Copy out all the entries word for word.

+ + +

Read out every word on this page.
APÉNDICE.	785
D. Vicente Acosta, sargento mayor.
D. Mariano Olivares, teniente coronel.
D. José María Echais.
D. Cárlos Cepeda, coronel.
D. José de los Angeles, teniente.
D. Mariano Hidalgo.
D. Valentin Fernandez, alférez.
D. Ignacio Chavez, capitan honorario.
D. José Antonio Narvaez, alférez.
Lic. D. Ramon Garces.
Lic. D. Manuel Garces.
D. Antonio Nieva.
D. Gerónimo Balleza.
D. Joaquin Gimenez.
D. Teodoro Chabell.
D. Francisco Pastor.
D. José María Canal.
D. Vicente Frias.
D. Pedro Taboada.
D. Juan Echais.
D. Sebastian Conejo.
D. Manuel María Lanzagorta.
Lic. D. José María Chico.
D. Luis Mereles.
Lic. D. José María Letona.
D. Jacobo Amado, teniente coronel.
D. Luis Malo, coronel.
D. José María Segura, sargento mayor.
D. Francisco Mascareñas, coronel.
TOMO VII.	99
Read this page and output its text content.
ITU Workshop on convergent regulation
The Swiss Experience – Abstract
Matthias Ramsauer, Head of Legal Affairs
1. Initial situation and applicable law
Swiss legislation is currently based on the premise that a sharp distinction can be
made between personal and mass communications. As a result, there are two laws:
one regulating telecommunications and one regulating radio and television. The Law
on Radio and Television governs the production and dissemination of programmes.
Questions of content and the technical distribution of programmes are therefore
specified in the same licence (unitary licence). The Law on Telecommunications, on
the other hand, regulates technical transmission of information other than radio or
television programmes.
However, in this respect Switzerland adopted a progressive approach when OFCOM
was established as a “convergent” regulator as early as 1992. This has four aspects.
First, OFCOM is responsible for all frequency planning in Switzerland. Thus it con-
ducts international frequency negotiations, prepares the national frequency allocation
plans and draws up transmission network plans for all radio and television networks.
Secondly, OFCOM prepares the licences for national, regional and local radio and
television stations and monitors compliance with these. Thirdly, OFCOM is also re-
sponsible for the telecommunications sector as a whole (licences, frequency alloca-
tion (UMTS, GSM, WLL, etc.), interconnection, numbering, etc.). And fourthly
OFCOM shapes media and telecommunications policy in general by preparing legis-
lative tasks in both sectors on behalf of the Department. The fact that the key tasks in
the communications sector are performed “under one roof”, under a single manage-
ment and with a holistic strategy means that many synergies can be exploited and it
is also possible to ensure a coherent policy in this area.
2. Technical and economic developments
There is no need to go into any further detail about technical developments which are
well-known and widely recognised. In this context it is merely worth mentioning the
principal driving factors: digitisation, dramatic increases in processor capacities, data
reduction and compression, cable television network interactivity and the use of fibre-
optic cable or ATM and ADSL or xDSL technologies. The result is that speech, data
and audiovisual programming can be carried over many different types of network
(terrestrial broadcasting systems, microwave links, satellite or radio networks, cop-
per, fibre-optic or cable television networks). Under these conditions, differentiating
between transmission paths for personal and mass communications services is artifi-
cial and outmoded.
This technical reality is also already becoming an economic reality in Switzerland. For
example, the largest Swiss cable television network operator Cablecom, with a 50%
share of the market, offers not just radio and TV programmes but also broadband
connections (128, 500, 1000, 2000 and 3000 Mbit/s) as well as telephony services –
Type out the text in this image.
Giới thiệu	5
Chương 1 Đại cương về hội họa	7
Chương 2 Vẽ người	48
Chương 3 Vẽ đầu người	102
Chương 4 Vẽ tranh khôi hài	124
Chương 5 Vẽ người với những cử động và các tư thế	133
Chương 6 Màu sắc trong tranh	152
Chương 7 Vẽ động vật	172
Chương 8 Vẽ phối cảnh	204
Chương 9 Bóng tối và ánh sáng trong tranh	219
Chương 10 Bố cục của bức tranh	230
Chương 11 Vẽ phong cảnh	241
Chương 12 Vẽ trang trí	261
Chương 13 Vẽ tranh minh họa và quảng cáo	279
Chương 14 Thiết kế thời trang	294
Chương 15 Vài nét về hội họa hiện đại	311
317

+ + +

= Answer for the task =
Read out every word on this page.
APÉNDICE.	785
D. Vicente Acosta, sargento mayor.
D. Mariano Olivares, teniente coronel.
D. José María Echais.
D. Cárlos Cepeda, coronel.
D. José de los Angeles, teniente.
D. Mariano Hidalgo.
D. Valentin Fernandez, alférez.
D. Ignacio Chavez, capitan honorario.
D. José Antonio Narvaez, alférez.
Lic. D. Ramon Garces.
Lic. D. Manuel Garces.
D. Antonio Nieva.
D. Gerónimo Balleza.
D. Joaquin Gimenez.
D. Teodoro Chabell.
D. Francisco Pastor.
D. José María Canal.
D. Vicente Frias.
D. Pedro Taboada.
D. Juan Echais.
D. Sebastian Conejo.
D. Manuel María Lanzagorta.
Lic. D. José María Chico.
D. Luis Mereles.
Lic. D. José María Letona.
D. Jacobo Amado, teniente coronel.
D. Luis Malo, coronel.
D. José María Segura, sargento mayor.
D. Francisco Mascareñas, coronel.
TOMO VII.	99
Read this page and output its text content.
ITU Workshop on convergent regulation
The Swiss Experience – Abstract
Matthias Ramsauer, Head of Legal Affairs
1. Initial situation and applicable law
Swiss legislation is currently based on the premise that a sharp distinction can be
made between personal and mass communications. As a result, there are two laws:
one regulating telecommunications and one regulating radio and television. The Law
on Radio and Television governs the production and dissemination of programmes.
Questions of content and the technical distribution of programmes are therefore
specified in the same licence (unitary licence). The Law on Telecommunications, on
the other hand, regulates technical transmission of information other than radio or
television programmes.
However, in this respect Switzerland adopted a progressive approach when OFCOM
was established as a “convergent” regulator as early as 1992. This has four aspects.
First, OFCOM is responsible for all frequency planning in Switzerland. Thus it con-
ducts international frequency negotiations, prepares the national frequency allocation
plans and draws up transmission network plans for all radio and television networks.
Secondly, OFCOM prepares the licences for national, regional and local radio and
television stations and monitors compliance with these. Thirdly, OFCOM is also re-
sponsible for the telecommunications sector as a whole (licences, frequency alloca-
tion (UMTS, GSM, WLL, etc.), interconnection, numbering, etc.). And fourthly
OFCOM shapes media and telecommunications policy in general by preparing legis-
lative tasks in both sectors on behalf of the Department. The fact that the key tasks in
the communications sector are performed “under one roof”, under a single manage-
ment and with a holistic strategy means that many synergies can be exploited and it
is also possible to ensure a coherent policy in this area.
2. Technical and economic developments
There is no need to go into any further detail about technical developments which are
well-known and widely recognised. In this context it is merely worth mentioning the
principal driving factors: digitisation, dramatic increases in processor capacities, data
reduction and compression, cable television network interactivity and the use of fibre-
optic cable or ATM and ADSL or xDSL technologies. The result is that speech, data
and audiovisual programming can be carried over many different types of network
(terrestrial broadcasting systems, microwave links, satellite or radio networks, cop-
per, fibre-optic or cable television networks). Under these conditions, differentiating
between transmission paths for personal and mass communications services is artifi-
cial and outmoded.
This technical reality is also already becoming an economic reality in Switzerland. For
example, the largest Swiss cable television network operator Cablecom, with a 50%
share of the market, offers not just radio and TV programmes but also broadband
connections (128, 500, 1000, 2000 and 3000 Mbit/s) as well as telephony services –
Type out the text in this image.
Giới thiệu	5
Chương 1 Đại cương về hội họa	7
Chương 2 Vẽ người	48
Chương 3 Vẽ đầu người	102
Chương 4 Vẽ tranh khôi hài	124
Chương 5 Vẽ người với những cử động và các tư thế	133
Chương 6 Màu sắc trong tranh	152
Chương 7 Vẽ động vật	172
Chương 8 Vẽ phối cảnh	204
Chương 9 Bóng tối và ánh sáng trong tranh	219
Chương 10 Bố cục của bức tranh	230
Chương 11 Vẽ phong cảnh	241
Chương 12 Vẽ trang trí	261
Chương 13 Vẽ tranh minh họa và quảng cáo	279
Chương 14 Thiết kế thời trang	294
Chương 15 Vài nét về hội họa hiện đại	311
317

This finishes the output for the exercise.